> RECORDS PROVIDED:
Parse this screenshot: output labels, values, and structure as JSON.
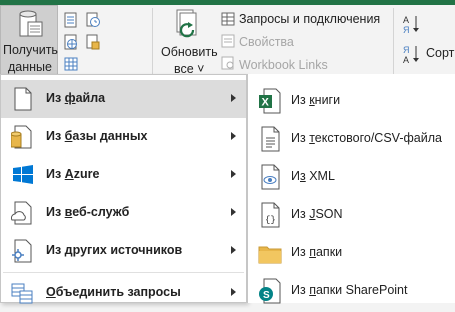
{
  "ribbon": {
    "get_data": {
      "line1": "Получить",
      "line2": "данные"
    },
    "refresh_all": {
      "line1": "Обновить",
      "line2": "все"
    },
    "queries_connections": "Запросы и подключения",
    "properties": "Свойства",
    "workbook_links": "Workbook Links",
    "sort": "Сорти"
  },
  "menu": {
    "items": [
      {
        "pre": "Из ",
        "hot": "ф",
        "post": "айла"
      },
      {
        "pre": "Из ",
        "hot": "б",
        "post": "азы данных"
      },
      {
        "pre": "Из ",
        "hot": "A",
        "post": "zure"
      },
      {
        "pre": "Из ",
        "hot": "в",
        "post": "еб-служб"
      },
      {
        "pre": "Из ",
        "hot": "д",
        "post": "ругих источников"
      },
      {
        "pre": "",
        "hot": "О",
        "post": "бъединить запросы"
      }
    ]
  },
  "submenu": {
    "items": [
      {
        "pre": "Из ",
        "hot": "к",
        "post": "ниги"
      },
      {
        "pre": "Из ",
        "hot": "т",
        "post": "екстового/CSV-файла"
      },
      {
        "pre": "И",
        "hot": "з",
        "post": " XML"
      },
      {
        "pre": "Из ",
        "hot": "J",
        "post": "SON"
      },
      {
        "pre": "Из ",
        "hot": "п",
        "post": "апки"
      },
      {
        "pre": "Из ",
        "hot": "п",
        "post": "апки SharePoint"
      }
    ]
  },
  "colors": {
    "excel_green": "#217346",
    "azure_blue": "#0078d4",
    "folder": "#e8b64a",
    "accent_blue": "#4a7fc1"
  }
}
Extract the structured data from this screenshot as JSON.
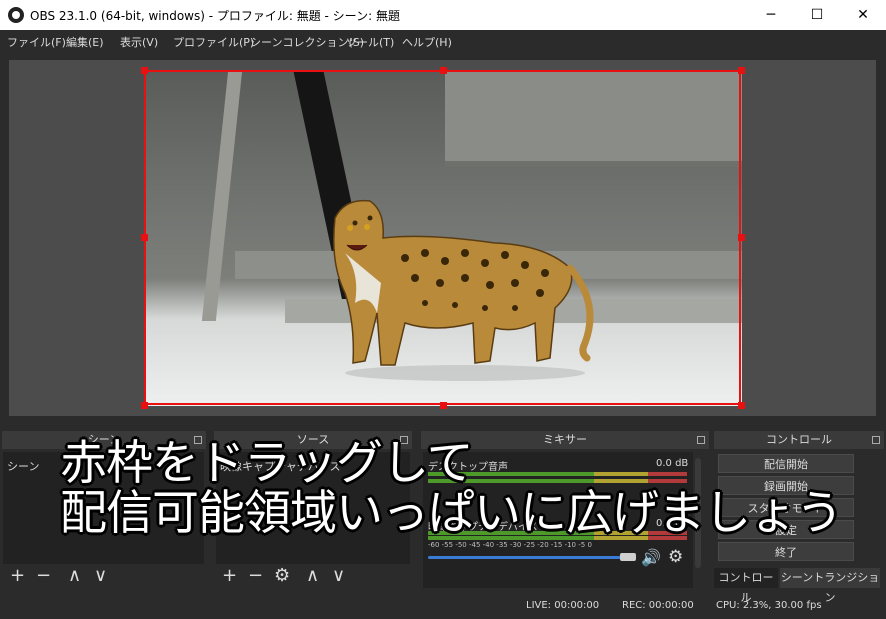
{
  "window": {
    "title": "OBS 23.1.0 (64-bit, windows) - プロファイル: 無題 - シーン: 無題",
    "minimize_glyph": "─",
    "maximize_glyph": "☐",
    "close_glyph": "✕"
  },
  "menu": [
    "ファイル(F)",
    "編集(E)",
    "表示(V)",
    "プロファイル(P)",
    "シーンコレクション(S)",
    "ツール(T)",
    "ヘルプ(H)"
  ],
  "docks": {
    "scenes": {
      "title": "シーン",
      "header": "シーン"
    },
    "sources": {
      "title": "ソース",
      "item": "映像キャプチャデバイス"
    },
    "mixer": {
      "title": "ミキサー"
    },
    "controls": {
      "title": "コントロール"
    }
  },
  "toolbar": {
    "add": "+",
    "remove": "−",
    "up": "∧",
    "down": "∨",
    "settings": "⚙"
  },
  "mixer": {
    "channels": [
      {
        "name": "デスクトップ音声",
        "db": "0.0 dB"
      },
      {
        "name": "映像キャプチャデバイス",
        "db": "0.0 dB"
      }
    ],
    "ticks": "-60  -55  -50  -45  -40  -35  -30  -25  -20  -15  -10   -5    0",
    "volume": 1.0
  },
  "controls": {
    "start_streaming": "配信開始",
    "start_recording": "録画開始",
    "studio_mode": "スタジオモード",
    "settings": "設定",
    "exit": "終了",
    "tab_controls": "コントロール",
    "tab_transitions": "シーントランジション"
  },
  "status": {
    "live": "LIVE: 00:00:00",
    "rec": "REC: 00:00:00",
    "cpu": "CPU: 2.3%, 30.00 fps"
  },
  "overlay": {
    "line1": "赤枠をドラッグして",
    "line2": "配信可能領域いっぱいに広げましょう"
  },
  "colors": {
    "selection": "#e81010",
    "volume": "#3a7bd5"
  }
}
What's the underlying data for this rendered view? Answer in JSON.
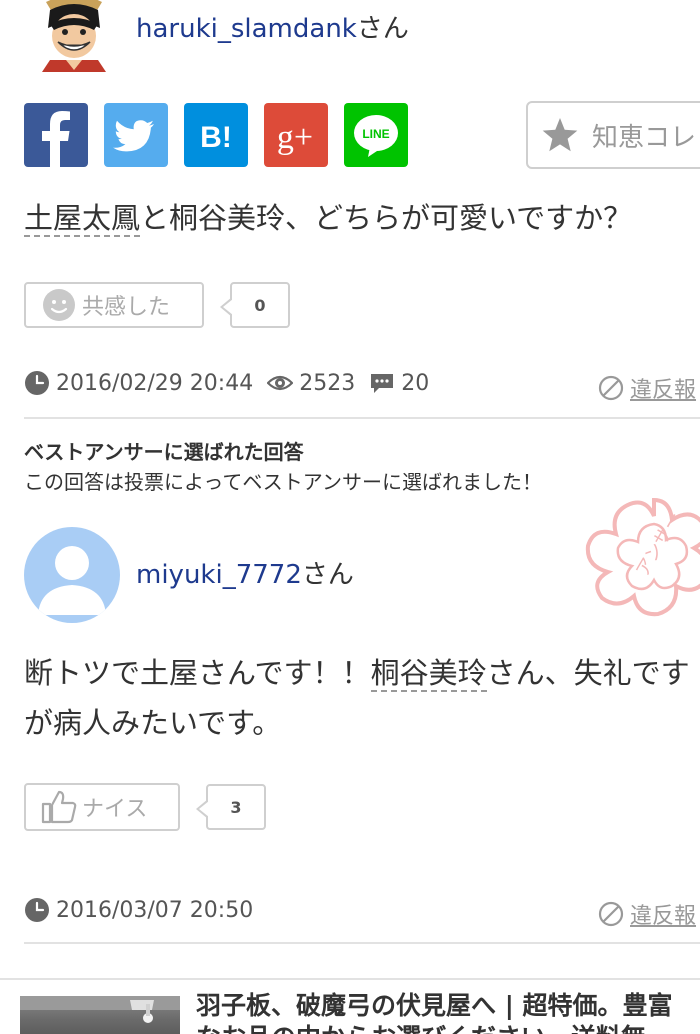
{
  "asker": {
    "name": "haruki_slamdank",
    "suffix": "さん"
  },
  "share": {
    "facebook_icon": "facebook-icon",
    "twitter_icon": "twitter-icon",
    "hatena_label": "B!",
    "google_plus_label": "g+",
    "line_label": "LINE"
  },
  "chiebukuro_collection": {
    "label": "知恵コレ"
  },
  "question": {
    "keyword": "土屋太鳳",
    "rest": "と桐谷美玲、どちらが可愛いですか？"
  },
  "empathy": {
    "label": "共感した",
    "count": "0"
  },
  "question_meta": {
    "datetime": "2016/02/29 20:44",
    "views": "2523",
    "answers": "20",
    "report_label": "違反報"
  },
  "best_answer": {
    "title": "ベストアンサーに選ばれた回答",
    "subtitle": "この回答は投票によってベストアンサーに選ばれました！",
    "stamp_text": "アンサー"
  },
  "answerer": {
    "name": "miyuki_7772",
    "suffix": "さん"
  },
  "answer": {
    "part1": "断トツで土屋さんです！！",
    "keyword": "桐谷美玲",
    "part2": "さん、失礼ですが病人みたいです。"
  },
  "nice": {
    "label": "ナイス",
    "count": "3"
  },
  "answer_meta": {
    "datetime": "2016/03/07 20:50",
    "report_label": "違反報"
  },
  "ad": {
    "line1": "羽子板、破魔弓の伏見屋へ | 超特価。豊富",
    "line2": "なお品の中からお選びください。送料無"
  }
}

> GOAL: Copy the records exactly. Skip the pictures.

> FINISHED ANSWER:
Parse this screenshot: output labels, values, and structure as JSON.
{
  "ribbon": {
    "get_data": {
      "line1": "Получить",
      "line2": "данные"
    },
    "refresh_all": {
      "line1": "Обновить",
      "line2": "все"
    },
    "queries_connections": "Запросы и подключения",
    "properties": "Свойства",
    "workbook_links": "Workbook Links",
    "sort": "Сорти"
  },
  "menu": {
    "items": [
      {
        "pre": "Из ",
        "hot": "ф",
        "post": "айла"
      },
      {
        "pre": "Из ",
        "hot": "б",
        "post": "азы данных"
      },
      {
        "pre": "Из ",
        "hot": "A",
        "post": "zure"
      },
      {
        "pre": "Из ",
        "hot": "в",
        "post": "еб-служб"
      },
      {
        "pre": "Из ",
        "hot": "д",
        "post": "ругих источников"
      },
      {
        "pre": "",
        "hot": "О",
        "post": "бъединить запросы"
      }
    ]
  },
  "submenu": {
    "items": [
      {
        "pre": "Из ",
        "hot": "к",
        "post": "ниги"
      },
      {
        "pre": "Из ",
        "hot": "т",
        "post": "екстового/CSV-файла"
      },
      {
        "pre": "И",
        "hot": "з",
        "post": " XML"
      },
      {
        "pre": "Из ",
        "hot": "J",
        "post": "SON"
      },
      {
        "pre": "Из ",
        "hot": "п",
        "post": "апки"
      },
      {
        "pre": "Из ",
        "hot": "п",
        "post": "апки SharePoint"
      }
    ]
  },
  "colors": {
    "excel_green": "#217346",
    "azure_blue": "#0078d4",
    "folder": "#e8b64a",
    "accent_blue": "#4a7fc1"
  }
}
Extract the structured data from this screenshot as JSON.
{
  "window": {
    "title": "OBS 23.1.0 (64-bit, windows) - プロファイル: 無題 - シーン: 無題",
    "minimize_glyph": "─",
    "maximize_glyph": "☐",
    "close_glyph": "✕"
  },
  "menu": [
    "ファイル(F)",
    "編集(E)",
    "表示(V)",
    "プロファイル(P)",
    "シーンコレクション(S)",
    "ツール(T)",
    "ヘルプ(H)"
  ],
  "docks": {
    "scenes": {
      "title": "シーン",
      "header": "シーン"
    },
    "sources": {
      "title": "ソース",
      "item": "映像キャプチャデバイス"
    },
    "mixer": {
      "title": "ミキサー"
    },
    "controls": {
      "title": "コントロール"
    }
  },
  "toolbar": {
    "add": "+",
    "remove": "−",
    "up": "∧",
    "down": "∨",
    "settings": "⚙"
  },
  "mixer": {
    "channels": [
      {
        "name": "デスクトップ音声",
        "db": "0.0 dB"
      },
      {
        "name": "映像キャプチャデバイス",
        "db": "0.0 dB"
      }
    ],
    "ticks": "-60  -55  -50  -45  -40  -35  -30  -25  -20  -15  -10   -5    0",
    "volume": 1.0
  },
  "controls": {
    "start_streaming": "配信開始",
    "start_recording": "録画開始",
    "studio_mode": "スタジオモード",
    "settings": "設定",
    "exit": "終了",
    "tab_controls": "コントロール",
    "tab_transitions": "シーントランジション"
  },
  "status": {
    "live": "LIVE: 00:00:00",
    "rec": "REC: 00:00:00",
    "cpu": "CPU: 2.3%, 30.00 fps"
  },
  "overlay": {
    "line1": "赤枠をドラッグして",
    "line2": "配信可能領域いっぱいに広げましょう"
  },
  "colors": {
    "selection": "#e81010",
    "volume": "#3a7bd5"
  }
}
What's the underlying data for this rendered view? Answer in JSON.
{
  "asker": {
    "name": "haruki_slamdank",
    "suffix": "さん"
  },
  "share": {
    "facebook_icon": "facebook-icon",
    "twitter_icon": "twitter-icon",
    "hatena_label": "B!",
    "google_plus_label": "g+",
    "line_label": "LINE"
  },
  "chiebukuro_collection": {
    "label": "知恵コレ"
  },
  "question": {
    "keyword": "土屋太鳳",
    "rest": "と桐谷美玲、どちらが可愛いですか？"
  },
  "empathy": {
    "label": "共感した",
    "count": "0"
  },
  "question_meta": {
    "datetime": "2016/02/29 20:44",
    "views": "2523",
    "answers": "20",
    "report_label": "違反報"
  },
  "best_answer": {
    "title": "ベストアンサーに選ばれた回答",
    "subtitle": "この回答は投票によってベストアンサーに選ばれました！",
    "stamp_text": "アンサー"
  },
  "answerer": {
    "name": "miyuki_7772",
    "suffix": "さん"
  },
  "answer": {
    "part1": "断トツで土屋さんです！！",
    "keyword": "桐谷美玲",
    "part2": "さん、失礼ですが病人みたいです。"
  },
  "nice": {
    "label": "ナイス",
    "count": "3"
  },
  "answer_meta": {
    "datetime": "2016/03/07 20:50",
    "report_label": "違反報"
  },
  "ad": {
    "line1": "羽子板、破魔弓の伏見屋へ | 超特価。豊富",
    "line2": "なお品の中からお選びください。送料無"
  }
}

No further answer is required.